● WHAT IS NEEDED: Your task is to find every line of the listing that includes "Covid" and copy it.

++++ PROVIDED INFORMATION ++++

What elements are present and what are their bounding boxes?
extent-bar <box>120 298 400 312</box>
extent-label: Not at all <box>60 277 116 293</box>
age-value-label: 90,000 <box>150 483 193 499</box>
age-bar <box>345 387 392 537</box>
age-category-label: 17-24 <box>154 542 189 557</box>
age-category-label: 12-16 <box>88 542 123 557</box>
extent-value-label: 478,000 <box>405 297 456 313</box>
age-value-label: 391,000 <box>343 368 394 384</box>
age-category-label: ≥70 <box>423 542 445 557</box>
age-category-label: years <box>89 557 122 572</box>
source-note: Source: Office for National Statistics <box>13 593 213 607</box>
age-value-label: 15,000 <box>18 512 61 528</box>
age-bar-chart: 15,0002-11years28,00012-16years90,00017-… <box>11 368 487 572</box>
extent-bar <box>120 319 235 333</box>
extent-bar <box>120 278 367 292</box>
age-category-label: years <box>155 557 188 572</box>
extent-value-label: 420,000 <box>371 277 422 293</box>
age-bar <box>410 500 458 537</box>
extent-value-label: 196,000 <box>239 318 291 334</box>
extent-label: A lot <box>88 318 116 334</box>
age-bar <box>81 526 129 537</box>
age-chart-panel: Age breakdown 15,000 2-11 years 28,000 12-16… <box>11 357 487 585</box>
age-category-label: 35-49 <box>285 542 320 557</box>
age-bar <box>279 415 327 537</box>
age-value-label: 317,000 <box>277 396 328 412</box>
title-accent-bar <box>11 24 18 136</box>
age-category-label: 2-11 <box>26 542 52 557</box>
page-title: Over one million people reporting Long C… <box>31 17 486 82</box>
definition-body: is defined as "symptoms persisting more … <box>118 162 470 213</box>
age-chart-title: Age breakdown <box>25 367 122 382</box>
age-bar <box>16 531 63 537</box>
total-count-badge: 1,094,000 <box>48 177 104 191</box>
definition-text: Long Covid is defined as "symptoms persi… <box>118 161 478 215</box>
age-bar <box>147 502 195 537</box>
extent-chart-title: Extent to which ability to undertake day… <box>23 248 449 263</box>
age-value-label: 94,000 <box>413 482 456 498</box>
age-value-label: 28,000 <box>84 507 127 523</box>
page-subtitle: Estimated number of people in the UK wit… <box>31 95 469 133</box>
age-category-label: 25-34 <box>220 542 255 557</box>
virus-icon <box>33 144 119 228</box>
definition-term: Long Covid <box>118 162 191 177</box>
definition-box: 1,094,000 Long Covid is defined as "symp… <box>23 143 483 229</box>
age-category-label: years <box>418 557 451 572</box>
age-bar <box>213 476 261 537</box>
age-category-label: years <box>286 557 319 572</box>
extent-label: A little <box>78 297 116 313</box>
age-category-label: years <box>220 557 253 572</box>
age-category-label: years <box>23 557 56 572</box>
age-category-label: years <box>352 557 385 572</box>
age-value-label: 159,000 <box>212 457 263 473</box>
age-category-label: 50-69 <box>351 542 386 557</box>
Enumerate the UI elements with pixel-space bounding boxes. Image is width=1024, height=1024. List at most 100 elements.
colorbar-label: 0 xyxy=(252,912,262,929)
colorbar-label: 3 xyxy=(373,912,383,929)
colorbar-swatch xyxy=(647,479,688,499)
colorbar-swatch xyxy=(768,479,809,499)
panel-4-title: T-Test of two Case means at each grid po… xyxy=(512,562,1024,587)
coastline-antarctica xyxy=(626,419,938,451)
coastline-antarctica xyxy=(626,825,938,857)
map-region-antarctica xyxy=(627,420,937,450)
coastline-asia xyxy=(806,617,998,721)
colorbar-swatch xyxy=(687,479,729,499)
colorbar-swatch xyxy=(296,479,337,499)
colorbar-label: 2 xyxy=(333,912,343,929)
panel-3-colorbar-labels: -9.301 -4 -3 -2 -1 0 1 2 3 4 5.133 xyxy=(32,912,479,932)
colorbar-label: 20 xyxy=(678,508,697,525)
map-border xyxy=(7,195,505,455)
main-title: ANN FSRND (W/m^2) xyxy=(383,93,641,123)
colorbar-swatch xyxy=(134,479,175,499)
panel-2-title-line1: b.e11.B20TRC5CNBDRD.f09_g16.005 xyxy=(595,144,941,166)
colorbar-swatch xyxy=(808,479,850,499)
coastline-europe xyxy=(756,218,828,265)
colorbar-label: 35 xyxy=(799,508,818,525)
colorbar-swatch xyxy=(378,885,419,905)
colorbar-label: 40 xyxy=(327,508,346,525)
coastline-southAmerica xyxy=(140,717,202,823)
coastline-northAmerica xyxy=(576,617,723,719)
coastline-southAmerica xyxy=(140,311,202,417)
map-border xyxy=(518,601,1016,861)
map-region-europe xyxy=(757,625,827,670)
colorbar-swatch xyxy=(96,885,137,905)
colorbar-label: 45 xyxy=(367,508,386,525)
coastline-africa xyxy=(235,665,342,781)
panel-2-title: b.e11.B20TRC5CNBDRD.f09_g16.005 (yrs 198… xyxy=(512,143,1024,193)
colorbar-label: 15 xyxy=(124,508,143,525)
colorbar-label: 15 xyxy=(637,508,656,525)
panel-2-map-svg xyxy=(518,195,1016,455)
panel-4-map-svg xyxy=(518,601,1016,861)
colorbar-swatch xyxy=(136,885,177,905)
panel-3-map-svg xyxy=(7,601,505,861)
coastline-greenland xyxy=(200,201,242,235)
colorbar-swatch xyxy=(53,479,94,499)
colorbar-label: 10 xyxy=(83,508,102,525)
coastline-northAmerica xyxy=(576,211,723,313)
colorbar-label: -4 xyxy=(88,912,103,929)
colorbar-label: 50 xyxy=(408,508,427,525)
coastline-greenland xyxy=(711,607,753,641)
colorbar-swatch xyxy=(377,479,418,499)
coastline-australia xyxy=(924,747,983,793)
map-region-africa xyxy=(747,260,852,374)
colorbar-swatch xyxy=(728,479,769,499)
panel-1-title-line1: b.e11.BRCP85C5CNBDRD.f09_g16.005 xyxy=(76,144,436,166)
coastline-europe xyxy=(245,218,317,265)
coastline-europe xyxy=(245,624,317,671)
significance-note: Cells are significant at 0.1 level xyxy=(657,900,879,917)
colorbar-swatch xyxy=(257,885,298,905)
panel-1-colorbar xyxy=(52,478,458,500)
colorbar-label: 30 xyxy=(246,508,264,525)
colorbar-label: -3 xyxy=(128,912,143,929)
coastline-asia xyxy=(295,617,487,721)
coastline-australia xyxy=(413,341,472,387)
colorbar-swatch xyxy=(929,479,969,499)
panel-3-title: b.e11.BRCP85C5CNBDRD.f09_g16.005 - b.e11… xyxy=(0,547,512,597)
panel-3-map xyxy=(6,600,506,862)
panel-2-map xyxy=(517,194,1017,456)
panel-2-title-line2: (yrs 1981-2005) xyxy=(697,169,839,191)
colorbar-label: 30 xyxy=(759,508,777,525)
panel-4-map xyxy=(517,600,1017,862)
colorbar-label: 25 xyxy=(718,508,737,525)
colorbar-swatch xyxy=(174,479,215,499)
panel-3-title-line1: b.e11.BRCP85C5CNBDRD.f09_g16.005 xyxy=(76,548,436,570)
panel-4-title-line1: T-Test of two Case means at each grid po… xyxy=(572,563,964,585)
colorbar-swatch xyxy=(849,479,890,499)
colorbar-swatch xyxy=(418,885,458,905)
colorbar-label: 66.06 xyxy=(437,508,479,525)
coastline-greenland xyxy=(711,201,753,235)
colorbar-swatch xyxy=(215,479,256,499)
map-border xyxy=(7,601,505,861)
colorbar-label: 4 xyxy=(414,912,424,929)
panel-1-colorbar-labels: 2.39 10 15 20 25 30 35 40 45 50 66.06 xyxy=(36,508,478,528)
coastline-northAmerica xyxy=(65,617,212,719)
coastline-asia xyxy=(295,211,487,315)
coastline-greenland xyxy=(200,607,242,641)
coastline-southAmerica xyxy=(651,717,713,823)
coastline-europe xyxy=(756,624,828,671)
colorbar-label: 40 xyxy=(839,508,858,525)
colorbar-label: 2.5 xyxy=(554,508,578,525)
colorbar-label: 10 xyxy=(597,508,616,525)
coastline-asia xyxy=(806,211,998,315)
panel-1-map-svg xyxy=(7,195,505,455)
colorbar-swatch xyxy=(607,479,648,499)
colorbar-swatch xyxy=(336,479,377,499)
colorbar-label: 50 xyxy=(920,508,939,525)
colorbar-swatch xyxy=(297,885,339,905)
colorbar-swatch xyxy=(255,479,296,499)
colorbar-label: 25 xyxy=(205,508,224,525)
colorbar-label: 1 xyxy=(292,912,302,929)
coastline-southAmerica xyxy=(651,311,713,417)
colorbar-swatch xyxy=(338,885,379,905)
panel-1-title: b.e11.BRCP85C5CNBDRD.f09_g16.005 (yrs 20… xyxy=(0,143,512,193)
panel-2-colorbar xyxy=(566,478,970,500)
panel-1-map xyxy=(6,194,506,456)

++++

● ANSWER SPACE:
definition-text: Long Covid is defined as "symptoms persi… <box>118 161 478 215</box>
definition-term: Long Covid <box>118 162 191 177</box>
definition-box: 1,094,000 Long Covid is defined as "symp… <box>23 143 483 229</box>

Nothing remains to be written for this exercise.